» **TASK DESCRIPTION**: Beneath this sentence is a set of records; write each of them out exactly.

» **DATA ROWS**:
##########
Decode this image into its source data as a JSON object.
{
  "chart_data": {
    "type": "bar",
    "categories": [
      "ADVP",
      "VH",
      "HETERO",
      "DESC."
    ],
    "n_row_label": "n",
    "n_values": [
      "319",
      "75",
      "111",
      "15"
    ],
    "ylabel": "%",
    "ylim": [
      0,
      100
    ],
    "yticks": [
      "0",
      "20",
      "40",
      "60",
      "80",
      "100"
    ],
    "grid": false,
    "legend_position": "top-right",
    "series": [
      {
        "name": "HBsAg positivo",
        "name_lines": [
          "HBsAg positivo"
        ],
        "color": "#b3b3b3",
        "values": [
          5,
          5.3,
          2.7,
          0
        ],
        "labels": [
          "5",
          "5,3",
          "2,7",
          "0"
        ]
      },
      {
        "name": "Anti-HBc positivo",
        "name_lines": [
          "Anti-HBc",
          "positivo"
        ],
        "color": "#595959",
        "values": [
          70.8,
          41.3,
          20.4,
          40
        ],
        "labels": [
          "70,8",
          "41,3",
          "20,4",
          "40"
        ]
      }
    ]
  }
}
##########
» **EXERCISE RESULT**:
Decode this image into its source data as a JSON object.
{
  "chart_data": {
    "type": "bar",
    "categories": [
      "ADVP",
      "VH",
      "HETERO",
      "DESC."
    ],
    "n_row_label": "n",
    "n_values": [
      "319",
      "75",
      "111",
      "15"
    ],
    "ylabel": "%",
    "ylim": [
      0,
      100
    ],
    "yticks": [
      "0",
      "20",
      "40",
      "60",
      "80",
      "100"
    ],
    "grid": false,
    "legend_position": "top-right",
    "series": [
      {
        "name": "HBsAg positivo",
        "name_lines": [
          "HBsAg positivo"
        ],
        "color": "#b3b3b3",
        "values": [
          5,
          5.3,
          2.7,
          0
        ],
        "labels": [
          "5",
          "5,3",
          "2,7",
          "0"
        ]
      },
      {
        "name": "Anti-HBc positivo",
        "name_lines": [
          "Anti-HBc",
          "positivo"
        ],
        "color": "#595959",
        "values": [
          70.8,
          41.3,
          20.4,
          40
        ],
        "labels": [
          "70,8",
          "41,3",
          "20,4",
          "40"
        ]
      }
    ]
  }
}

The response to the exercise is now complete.